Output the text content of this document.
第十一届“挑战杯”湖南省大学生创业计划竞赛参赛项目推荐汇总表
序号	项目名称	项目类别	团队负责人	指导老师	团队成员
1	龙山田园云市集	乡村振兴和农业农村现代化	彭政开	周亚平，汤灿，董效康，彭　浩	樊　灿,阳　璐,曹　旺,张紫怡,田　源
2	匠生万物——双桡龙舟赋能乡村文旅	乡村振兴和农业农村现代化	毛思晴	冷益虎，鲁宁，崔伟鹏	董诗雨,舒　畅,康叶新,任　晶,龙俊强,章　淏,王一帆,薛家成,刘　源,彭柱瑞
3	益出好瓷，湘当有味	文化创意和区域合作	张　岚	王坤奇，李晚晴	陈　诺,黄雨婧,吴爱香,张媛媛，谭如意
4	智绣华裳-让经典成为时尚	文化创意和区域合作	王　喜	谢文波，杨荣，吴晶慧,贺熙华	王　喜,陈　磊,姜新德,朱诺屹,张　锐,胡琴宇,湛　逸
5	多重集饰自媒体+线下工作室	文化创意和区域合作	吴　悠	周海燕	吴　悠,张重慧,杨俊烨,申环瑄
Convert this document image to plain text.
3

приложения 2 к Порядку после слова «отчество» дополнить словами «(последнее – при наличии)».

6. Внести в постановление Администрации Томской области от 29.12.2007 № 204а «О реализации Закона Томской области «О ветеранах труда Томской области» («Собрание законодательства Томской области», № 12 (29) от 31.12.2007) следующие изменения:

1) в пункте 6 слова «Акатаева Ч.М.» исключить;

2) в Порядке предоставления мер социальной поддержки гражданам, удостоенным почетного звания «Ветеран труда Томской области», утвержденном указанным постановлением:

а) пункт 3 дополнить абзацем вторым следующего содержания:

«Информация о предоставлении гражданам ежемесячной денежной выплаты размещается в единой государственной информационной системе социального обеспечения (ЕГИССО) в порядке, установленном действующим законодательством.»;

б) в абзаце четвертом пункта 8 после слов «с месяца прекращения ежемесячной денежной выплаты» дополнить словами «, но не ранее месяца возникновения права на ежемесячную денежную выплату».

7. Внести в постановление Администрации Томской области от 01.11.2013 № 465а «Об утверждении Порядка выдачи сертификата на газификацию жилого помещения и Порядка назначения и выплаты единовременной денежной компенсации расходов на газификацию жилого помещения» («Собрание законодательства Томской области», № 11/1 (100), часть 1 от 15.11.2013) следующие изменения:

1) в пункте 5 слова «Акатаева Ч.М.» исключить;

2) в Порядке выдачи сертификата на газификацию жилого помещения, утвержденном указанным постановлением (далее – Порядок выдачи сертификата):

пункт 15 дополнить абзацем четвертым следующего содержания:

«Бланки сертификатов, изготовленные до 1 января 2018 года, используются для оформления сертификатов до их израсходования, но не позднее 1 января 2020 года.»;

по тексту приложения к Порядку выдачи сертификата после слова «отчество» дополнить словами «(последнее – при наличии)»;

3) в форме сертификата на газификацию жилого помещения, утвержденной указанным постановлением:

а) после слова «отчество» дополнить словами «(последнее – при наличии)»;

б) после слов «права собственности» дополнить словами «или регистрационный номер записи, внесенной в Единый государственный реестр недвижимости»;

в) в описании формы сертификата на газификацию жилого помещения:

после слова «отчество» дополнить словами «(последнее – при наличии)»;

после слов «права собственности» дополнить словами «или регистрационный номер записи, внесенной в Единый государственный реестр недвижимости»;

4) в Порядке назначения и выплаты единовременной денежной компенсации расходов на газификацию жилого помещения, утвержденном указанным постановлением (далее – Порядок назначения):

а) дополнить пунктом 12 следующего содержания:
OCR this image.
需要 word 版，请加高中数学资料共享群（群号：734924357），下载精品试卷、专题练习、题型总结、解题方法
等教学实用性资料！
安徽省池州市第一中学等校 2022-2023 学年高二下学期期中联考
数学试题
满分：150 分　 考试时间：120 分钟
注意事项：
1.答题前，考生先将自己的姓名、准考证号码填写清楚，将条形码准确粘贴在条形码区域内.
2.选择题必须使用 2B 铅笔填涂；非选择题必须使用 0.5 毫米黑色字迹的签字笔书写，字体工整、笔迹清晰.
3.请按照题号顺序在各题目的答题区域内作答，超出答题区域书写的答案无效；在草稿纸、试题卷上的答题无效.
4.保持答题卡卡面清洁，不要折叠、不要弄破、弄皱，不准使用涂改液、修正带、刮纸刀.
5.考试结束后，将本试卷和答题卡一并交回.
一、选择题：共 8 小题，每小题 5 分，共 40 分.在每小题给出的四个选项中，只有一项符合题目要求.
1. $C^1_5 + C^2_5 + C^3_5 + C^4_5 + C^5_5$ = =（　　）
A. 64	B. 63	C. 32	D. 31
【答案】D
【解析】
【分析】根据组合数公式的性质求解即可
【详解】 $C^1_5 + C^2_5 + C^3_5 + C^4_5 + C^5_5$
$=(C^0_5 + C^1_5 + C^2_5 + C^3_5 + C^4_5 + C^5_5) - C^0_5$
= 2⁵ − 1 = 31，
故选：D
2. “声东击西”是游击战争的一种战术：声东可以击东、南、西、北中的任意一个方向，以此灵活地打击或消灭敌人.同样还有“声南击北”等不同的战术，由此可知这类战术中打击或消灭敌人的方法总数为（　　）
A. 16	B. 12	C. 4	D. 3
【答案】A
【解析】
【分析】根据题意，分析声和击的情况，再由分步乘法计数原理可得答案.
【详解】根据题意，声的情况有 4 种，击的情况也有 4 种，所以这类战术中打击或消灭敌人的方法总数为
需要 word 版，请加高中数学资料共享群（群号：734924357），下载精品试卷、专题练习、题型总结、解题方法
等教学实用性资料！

● ● ● ● ● ● ●

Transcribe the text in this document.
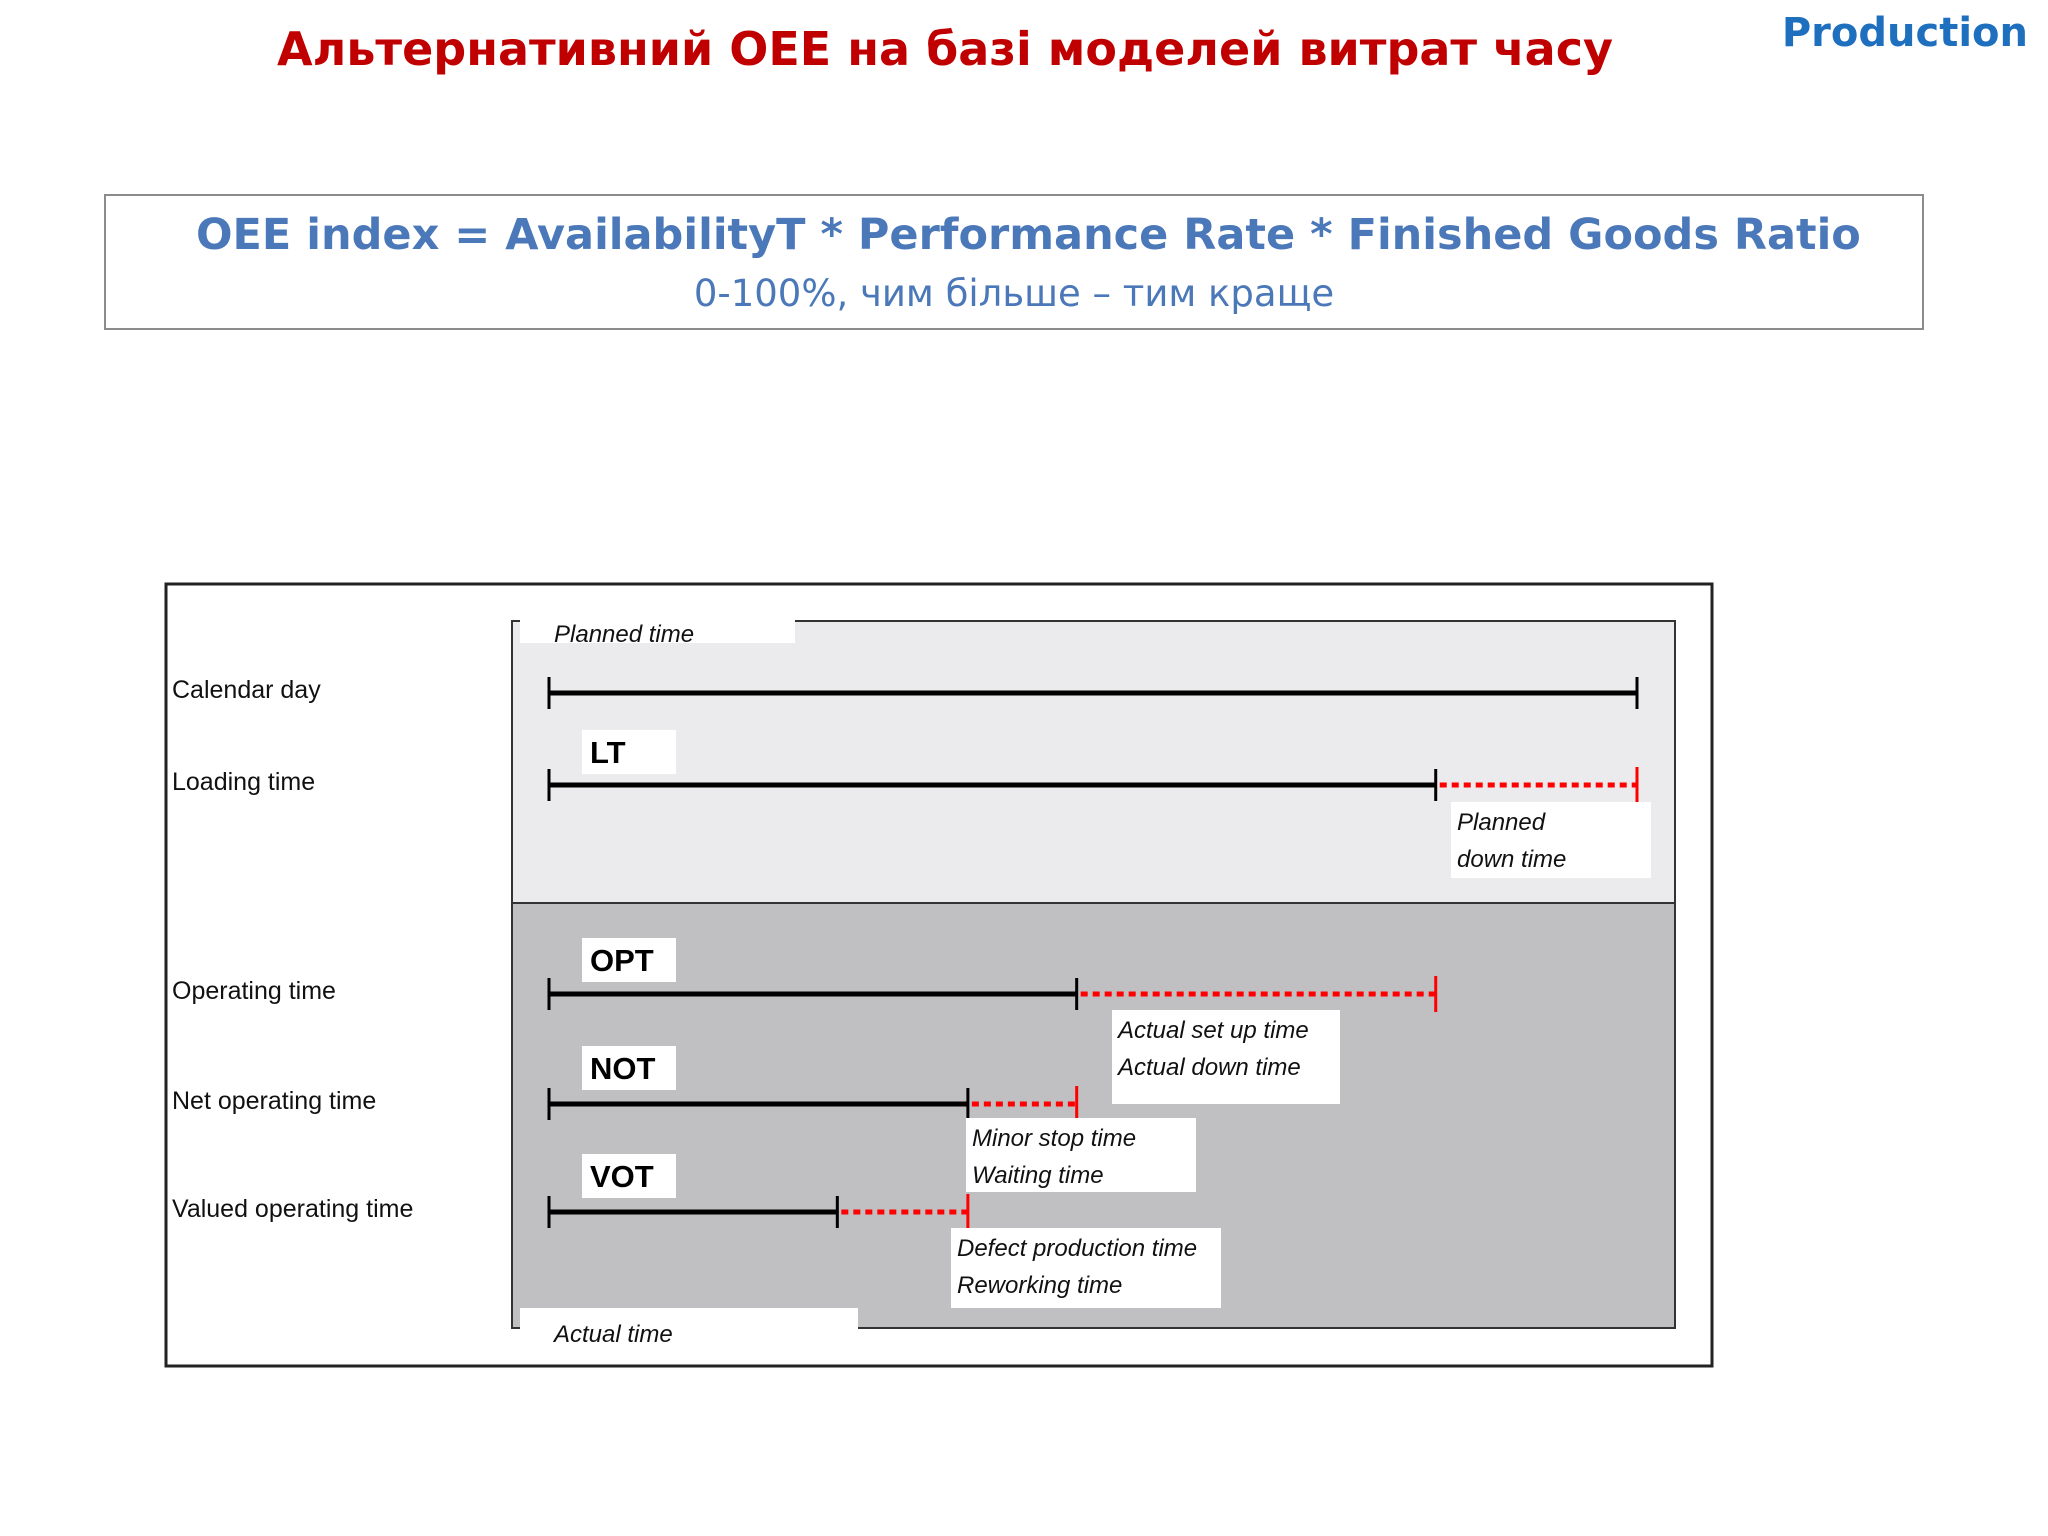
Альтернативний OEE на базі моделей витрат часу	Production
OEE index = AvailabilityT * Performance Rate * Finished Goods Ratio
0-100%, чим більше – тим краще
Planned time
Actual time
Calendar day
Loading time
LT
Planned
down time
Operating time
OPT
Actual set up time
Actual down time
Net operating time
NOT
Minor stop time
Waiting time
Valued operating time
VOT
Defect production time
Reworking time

● ● ● ● ● ● ●

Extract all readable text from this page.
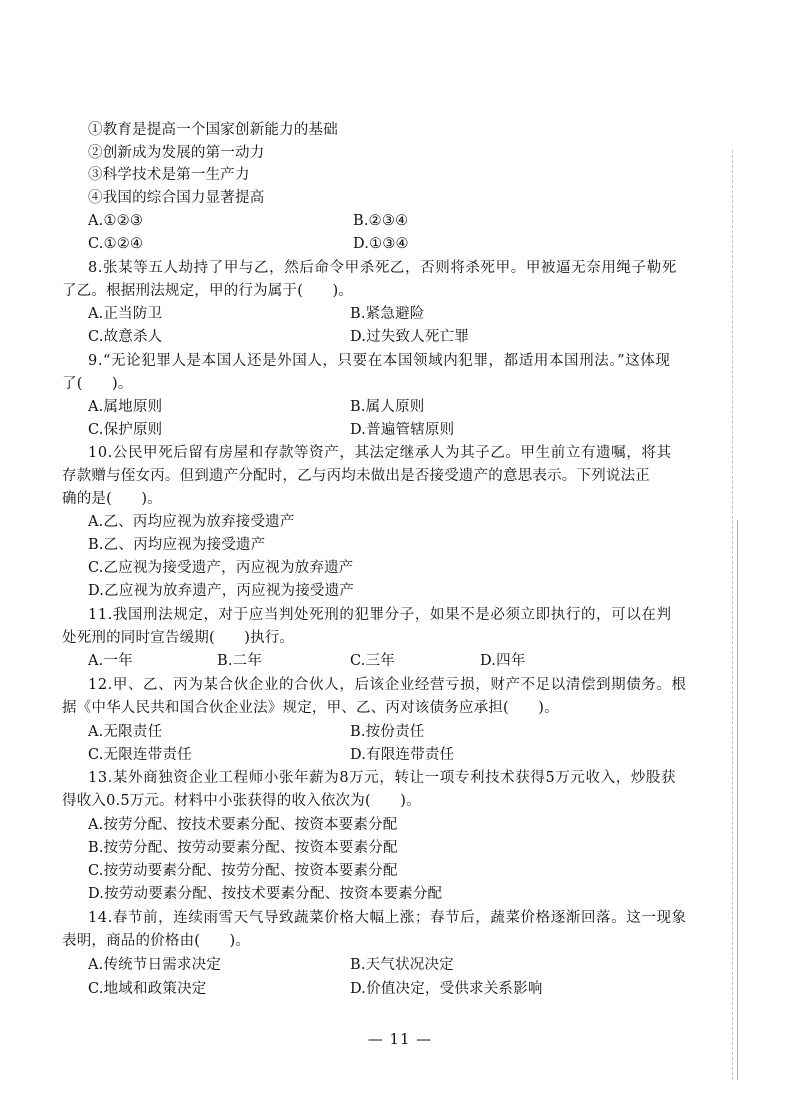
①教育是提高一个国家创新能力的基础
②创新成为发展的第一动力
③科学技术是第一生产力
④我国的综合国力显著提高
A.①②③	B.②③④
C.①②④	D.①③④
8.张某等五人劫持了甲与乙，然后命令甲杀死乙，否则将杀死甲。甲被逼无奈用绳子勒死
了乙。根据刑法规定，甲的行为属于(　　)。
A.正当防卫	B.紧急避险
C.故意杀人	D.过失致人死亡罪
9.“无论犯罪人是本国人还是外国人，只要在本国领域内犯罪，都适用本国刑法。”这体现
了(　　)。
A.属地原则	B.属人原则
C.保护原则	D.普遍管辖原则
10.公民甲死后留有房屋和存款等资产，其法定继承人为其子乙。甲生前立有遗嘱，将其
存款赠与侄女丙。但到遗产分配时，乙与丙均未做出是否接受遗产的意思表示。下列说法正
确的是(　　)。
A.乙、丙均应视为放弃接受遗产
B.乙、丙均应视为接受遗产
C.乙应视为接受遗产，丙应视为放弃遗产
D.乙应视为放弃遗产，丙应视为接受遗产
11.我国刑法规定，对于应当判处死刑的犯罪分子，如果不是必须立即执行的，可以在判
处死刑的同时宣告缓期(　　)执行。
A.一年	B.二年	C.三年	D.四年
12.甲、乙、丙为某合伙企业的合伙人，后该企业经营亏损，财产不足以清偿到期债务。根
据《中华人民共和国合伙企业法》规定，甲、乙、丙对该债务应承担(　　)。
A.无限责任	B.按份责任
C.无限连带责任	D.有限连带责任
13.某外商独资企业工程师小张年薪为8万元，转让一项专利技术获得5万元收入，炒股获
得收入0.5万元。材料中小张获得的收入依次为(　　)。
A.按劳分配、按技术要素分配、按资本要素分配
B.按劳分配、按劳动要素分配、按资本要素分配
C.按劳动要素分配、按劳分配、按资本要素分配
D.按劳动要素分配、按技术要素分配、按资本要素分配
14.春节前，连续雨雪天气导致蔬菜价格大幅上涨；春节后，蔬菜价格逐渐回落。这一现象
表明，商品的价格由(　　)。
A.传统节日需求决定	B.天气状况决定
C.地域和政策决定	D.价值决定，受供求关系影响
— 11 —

● ● ● ● ● ● ●

TASK TO COMPLETE: Pick out and copy the lines of the material that include the word "按技术要素分配".

RESULT:
A.按劳分配、按技术要素分配、按资本要素分配
D.按劳动要素分配、按技术要素分配、按资本要素分配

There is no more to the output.